**Exercise aim**
How many lines in the records below hold the string "lignes"? Please answer with the number and nothing more.

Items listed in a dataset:

-=-=-=-=-

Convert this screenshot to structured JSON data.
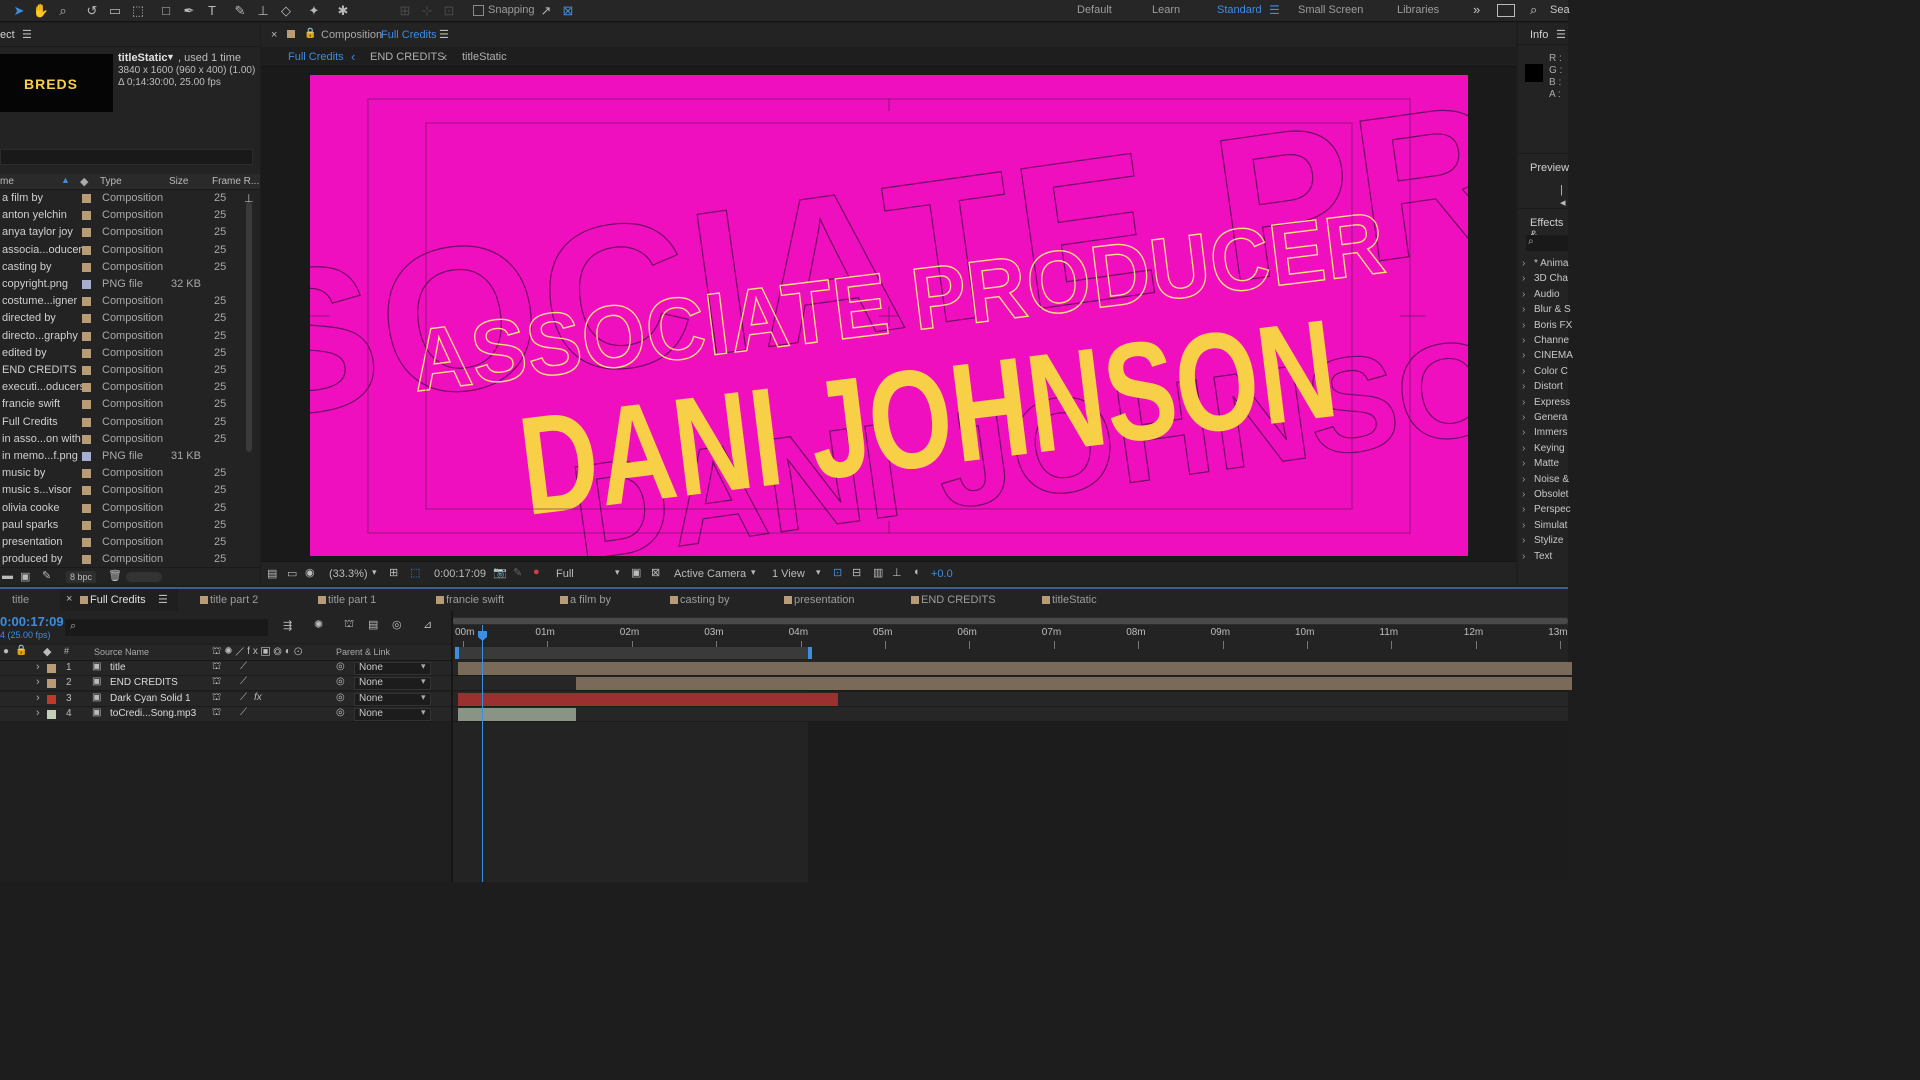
{
  "toolbar": {
    "snapping_label": "Snapping",
    "workspaces": [
      {
        "label": "Default",
        "active": false
      },
      {
        "label": "Learn",
        "active": false
      },
      {
        "label": "Standard",
        "active": true
      },
      {
        "label": "Small Screen",
        "active": false
      },
      {
        "label": "Libraries",
        "active": false
      }
    ],
    "search_label": "Sea"
  },
  "project_panel": {
    "title": "ect",
    "footage_name": "titleStatic",
    "footage_used": ", used 1 time",
    "footage_dims": "3840 x 1600  (960 x 400) (1.00)",
    "footage_duration": "Δ 0;14:30:00, 25.00 fps",
    "thumb_text": "BREDS",
    "columns": {
      "name": "me",
      "type": "Type",
      "size": "Size",
      "frame_rate": "Frame R..."
    },
    "items": [
      {
        "name": "a film by",
        "type": "Composition",
        "size": "",
        "fps": "25",
        "color": "#b89c78"
      },
      {
        "name": "anton yelchin",
        "type": "Composition",
        "size": "",
        "fps": "25",
        "color": "#b89c78"
      },
      {
        "name": "anya taylor joy",
        "type": "Composition",
        "size": "",
        "fps": "25",
        "color": "#b89c78"
      },
      {
        "name": "associa...oducer",
        "type": "Composition",
        "size": "",
        "fps": "25",
        "color": "#b89c78"
      },
      {
        "name": "casting by",
        "type": "Composition",
        "size": "",
        "fps": "25",
        "color": "#b89c78"
      },
      {
        "name": "copyright.png",
        "type": "PNG file",
        "size": "32 KB",
        "fps": "",
        "color": "#a6aed0"
      },
      {
        "name": "costume...igner",
        "type": "Composition",
        "size": "",
        "fps": "25",
        "color": "#b89c78"
      },
      {
        "name": "directed by",
        "type": "Composition",
        "size": "",
        "fps": "25",
        "color": "#b89c78"
      },
      {
        "name": "directo...graphy",
        "type": "Composition",
        "size": "",
        "fps": "25",
        "color": "#b89c78"
      },
      {
        "name": "edited by",
        "type": "Composition",
        "size": "",
        "fps": "25",
        "color": "#b89c78"
      },
      {
        "name": "END CREDITS",
        "type": "Composition",
        "size": "",
        "fps": "25",
        "color": "#b89c78"
      },
      {
        "name": "executi...oducers",
        "type": "Composition",
        "size": "",
        "fps": "25",
        "color": "#b89c78"
      },
      {
        "name": "francie swift",
        "type": "Composition",
        "size": "",
        "fps": "25",
        "color": "#b89c78"
      },
      {
        "name": "Full Credits",
        "type": "Composition",
        "size": "",
        "fps": "25",
        "color": "#b89c78"
      },
      {
        "name": "in asso...on with",
        "type": "Composition",
        "size": "",
        "fps": "25",
        "color": "#b89c78"
      },
      {
        "name": "in memo...f.png",
        "type": "PNG file",
        "size": "31 KB",
        "fps": "",
        "color": "#a6aed0"
      },
      {
        "name": "music by",
        "type": "Composition",
        "size": "",
        "fps": "25",
        "color": "#b89c78"
      },
      {
        "name": "music s...visor",
        "type": "Composition",
        "size": "",
        "fps": "25",
        "color": "#b89c78"
      },
      {
        "name": "olivia cooke",
        "type": "Composition",
        "size": "",
        "fps": "25",
        "color": "#b89c78"
      },
      {
        "name": "paul sparks",
        "type": "Composition",
        "size": "",
        "fps": "25",
        "color": "#b89c78"
      },
      {
        "name": "presentation",
        "type": "Composition",
        "size": "",
        "fps": "25",
        "color": "#b89c78"
      },
      {
        "name": "produced by",
        "type": "Composition",
        "size": "",
        "fps": "25",
        "color": "#b89c78"
      }
    ],
    "bpc_label": "8 bpc"
  },
  "composition_panel": {
    "tab_prefix": "Composition",
    "tab_name": "Full Credits",
    "breadcrumbs": [
      "Full Credits",
      "END CREDITS",
      "titleStatic"
    ],
    "canvas": {
      "background": "#f00fbf",
      "headline": "ASSOCIATE PRODUCER",
      "name": "DANI JOHNSON",
      "ghost_top": "SOCIATE PRODUC",
      "ghost_bottom": "DANI JOHNSON",
      "name_color": "#f8d047"
    },
    "footer": {
      "zoom": "(33.3%)",
      "timecode": "0:00:17:09",
      "resolution": "Full",
      "camera": "Active Camera",
      "views": "1 View",
      "exposure": "+0.0"
    }
  },
  "right_panels": {
    "info_title": "Info",
    "info_channels": [
      "R :",
      "G :",
      "B :",
      "A :"
    ],
    "preview_title": "Preview",
    "effects_title": "Effects &",
    "effects": [
      "* Anima",
      "3D Cha",
      "Audio",
      "Blur & S",
      "Boris FX",
      "Channe",
      "CINEMA",
      "Color C",
      "Distort",
      "Express",
      "Genera",
      "Immers",
      "Keying",
      "Matte",
      "Noise &",
      "Obsolet",
      "Perspec",
      "Simulat",
      "Stylize",
      "Text"
    ]
  },
  "timeline": {
    "tabs": [
      {
        "label": "title",
        "active": false
      },
      {
        "label": "Full Credits",
        "active": true
      },
      {
        "label": "title part 2",
        "active": false
      },
      {
        "label": "title part 1",
        "active": false
      },
      {
        "label": "francie swift",
        "active": false
      },
      {
        "label": "a film by",
        "active": false
      },
      {
        "label": "casting by",
        "active": false
      },
      {
        "label": "presentation",
        "active": false
      },
      {
        "label": "END CREDITS",
        "active": false
      },
      {
        "label": "titleStatic",
        "active": false
      }
    ],
    "timecode": "0:00:17:09",
    "frame_info": "4 (25.00 fps)",
    "columns": {
      "source_name": "Source Name",
      "parent_link": "Parent & Link"
    },
    "ruler_labels": [
      "00m",
      "01m",
      "02m",
      "03m",
      "04m",
      "05m",
      "06m",
      "07m",
      "08m",
      "09m",
      "10m",
      "11m",
      "12m",
      "13m"
    ],
    "layers": [
      {
        "num": "1",
        "name": "title",
        "parent": "None",
        "label_color": "#b89c78",
        "bar_color": "#7a6a5a",
        "bar_start_min": 0,
        "bar_end_min": 13.2
      },
      {
        "num": "2",
        "name": "END CREDITS",
        "parent": "None",
        "label_color": "#b89c78",
        "bar_color": "#7a6a5a",
        "bar_start_min": 1.4,
        "bar_end_min": 13.2
      },
      {
        "num": "3",
        "name": "Dark Cyan Solid 1",
        "parent": "None",
        "label_color": "#c0392b",
        "bar_color": "#9a3030",
        "bar_start_min": 0,
        "bar_end_min": 4.5
      },
      {
        "num": "4",
        "name": "toCredi...Song.mp3",
        "parent": "None",
        "label_color": "#c4cfb8",
        "bar_color": "#8a9484",
        "bar_start_min": 0,
        "bar_end_min": 1.4
      }
    ]
  }
}
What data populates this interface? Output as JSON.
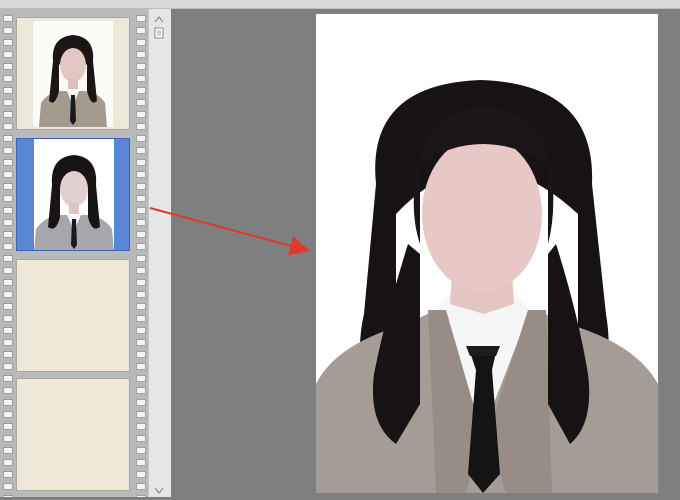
{
  "window": {
    "title": ""
  },
  "filmstrip": {
    "frames": [
      {
        "state": "thumbnail",
        "background": "beige",
        "selected": false
      },
      {
        "state": "thumbnail",
        "background": "blue",
        "selected": true
      },
      {
        "state": "empty",
        "selected": false
      },
      {
        "state": "empty",
        "selected": false
      }
    ]
  },
  "scrollbar": {
    "up_icon": "chevron-up-icon",
    "page_icon": "document-icon",
    "down_icon": "chevron-down-icon"
  },
  "preview": {
    "photo": "id-photo-woman-suit-tie",
    "background": "#ffffff"
  },
  "annotation": {
    "arrow_color": "#e03a2e"
  },
  "colors": {
    "workspace": "#7f7f7f",
    "filmstrip": "#b9b9b9",
    "frame_empty": "#eee8d6",
    "frame_selected": "#5b86d6"
  }
}
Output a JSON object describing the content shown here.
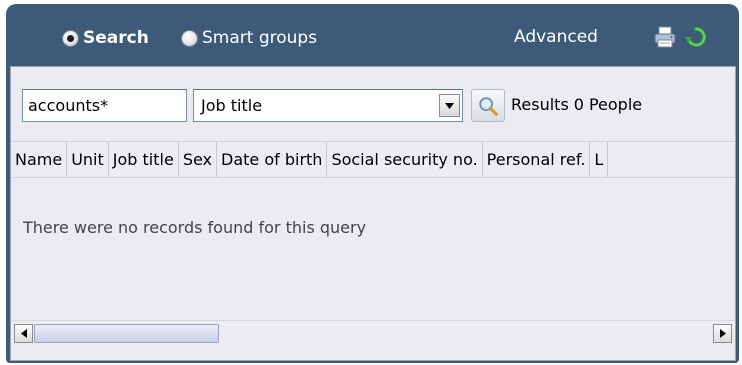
{
  "header": {
    "search_label": "Search",
    "smart_groups_label": "Smart groups",
    "advanced_label": "Advanced",
    "icons": [
      "print-icon",
      "refresh-icon"
    ]
  },
  "search": {
    "input_value": "accounts*",
    "field_select_value": "Job title",
    "results_label": "Results",
    "results_count": "0",
    "results_unit": "People"
  },
  "table": {
    "columns": [
      "Name",
      "Unit",
      "Job title",
      "Sex",
      "Date of birth",
      "Social security no.",
      "Personal ref.",
      "L"
    ],
    "empty_message": "There were no records found for this query"
  },
  "colors": {
    "header_bg": "#3d5a79",
    "content_bg": "#ebebf0",
    "refresh_green": "#3aa43a"
  }
}
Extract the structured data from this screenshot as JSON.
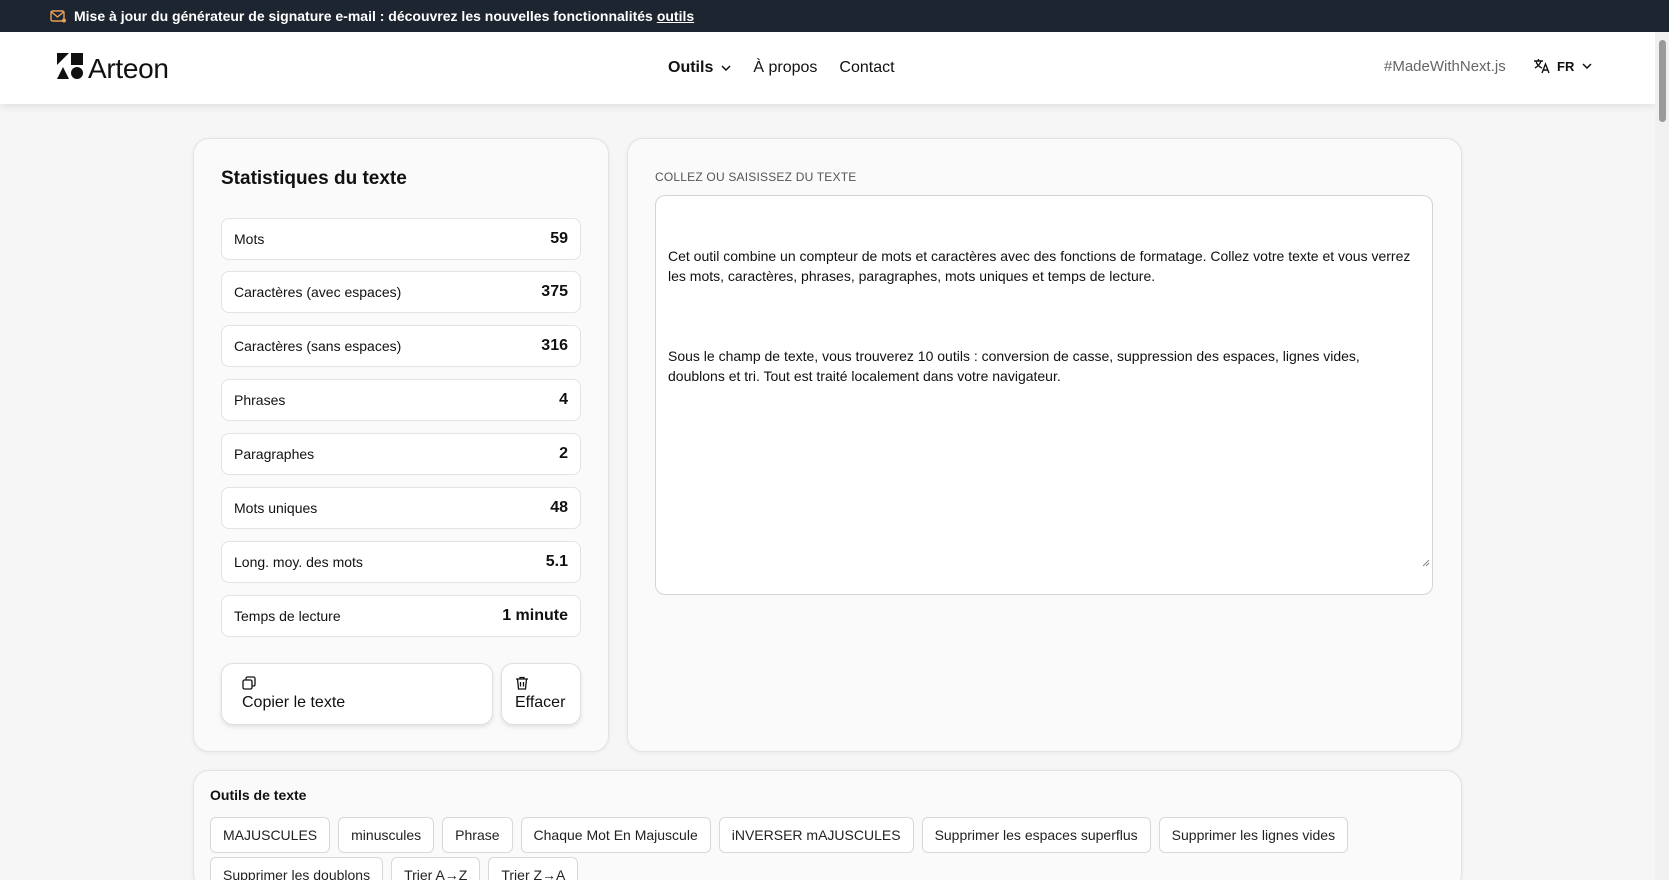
{
  "announcement": {
    "text": "Mise à jour du générateur de signature e-mail : découvrez les nouvelles fonctionnalités",
    "link": "outils"
  },
  "header": {
    "logo_text": "Arteon",
    "nav": [
      {
        "label": "Outils",
        "has_dropdown": true
      },
      {
        "label": "À propos"
      },
      {
        "label": "Contact"
      }
    ],
    "made_with": "#MadeWithNext.js",
    "lang": "FR"
  },
  "stats": {
    "title": "Statistiques du texte",
    "rows": [
      {
        "label": "Mots",
        "value": "59"
      },
      {
        "label": "Caractères (avec espaces)",
        "value": "375"
      },
      {
        "label": "Caractères (sans espaces)",
        "value": "316"
      },
      {
        "label": "Phrases",
        "value": "4"
      },
      {
        "label": "Paragraphes",
        "value": "2"
      },
      {
        "label": "Mots uniques",
        "value": "48"
      },
      {
        "label": "Long. moy. des mots",
        "value": "5.1"
      },
      {
        "label": "Temps de lecture",
        "value": "1 minute"
      }
    ],
    "copy_label": "Copier le texte",
    "clear_label": "Effacer"
  },
  "editor": {
    "label": "COLLEZ OU SAISISSEZ DU TEXTE",
    "paragraph1": "Cet outil combine un compteur de mots et caractères avec des fonctions de formatage. Collez votre texte et vous verrez les mots, caractères, phrases, paragraphes, mots uniques et temps de lecture.",
    "paragraph2": "Sous le champ de texte, vous trouverez 10 outils : conversion de casse, suppression des espaces, lignes vides, doublons et tri. Tout est traité localement dans votre navigateur."
  },
  "tools": {
    "title": "Outils de texte",
    "row1": [
      "MAJUSCULES",
      "minuscules",
      "Phrase",
      "Chaque Mot En Majuscule",
      "iNVERSER mAJUSCULES",
      "Supprimer les espaces superflus",
      "Supprimer les lignes vides"
    ],
    "row2": [
      "Supprimer les doublons",
      "Trier A→Z",
      "Trier Z→A"
    ]
  },
  "colors": {
    "announce_bg": "#1d2530",
    "accent_mail": "#e8a05a"
  }
}
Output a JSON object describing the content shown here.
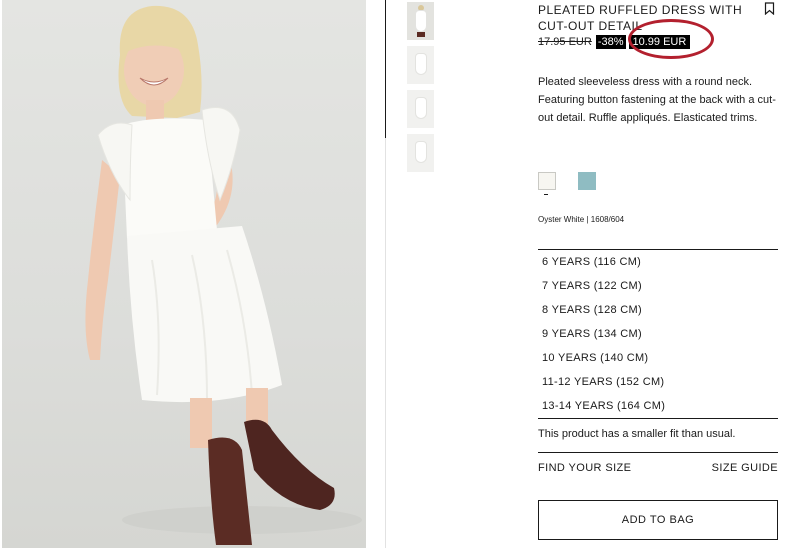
{
  "product": {
    "title": "PLEATED RUFFLED DRESS WITH CUT-OUT DETAIL",
    "old_price": "17.95 EUR",
    "discount": "-38%",
    "new_price": "10.99 EUR",
    "description": "Pleated sleeveless dress with a round neck. Featuring button fastening at the back with a cut-out detail. Ruffle appliqués. Elasticated trims.",
    "color_label": "Oyster White | 1608/604"
  },
  "colors": {
    "swatch_white": "#f7f6f1",
    "swatch_blue": "#8fbcc2",
    "highlight_circle": "#b3202e"
  },
  "sizes": [
    "6 YEARS (116 CM)",
    "7 YEARS (122 CM)",
    "8 YEARS (128 CM)",
    "9 YEARS (134 CM)",
    "10 YEARS (140 CM)",
    "11-12 YEARS (152 CM)",
    "13-14 YEARS (164 CM)"
  ],
  "fit_note": "This product has a smaller fit than usual.",
  "links": {
    "find_your_size": "FIND YOUR SIZE",
    "size_guide": "SIZE GUIDE"
  },
  "cta": {
    "add_to_bag": "ADD TO BAG"
  },
  "icons": {
    "bookmark": "bookmark-icon"
  }
}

-=-=-=-=-

**Result of the task**
2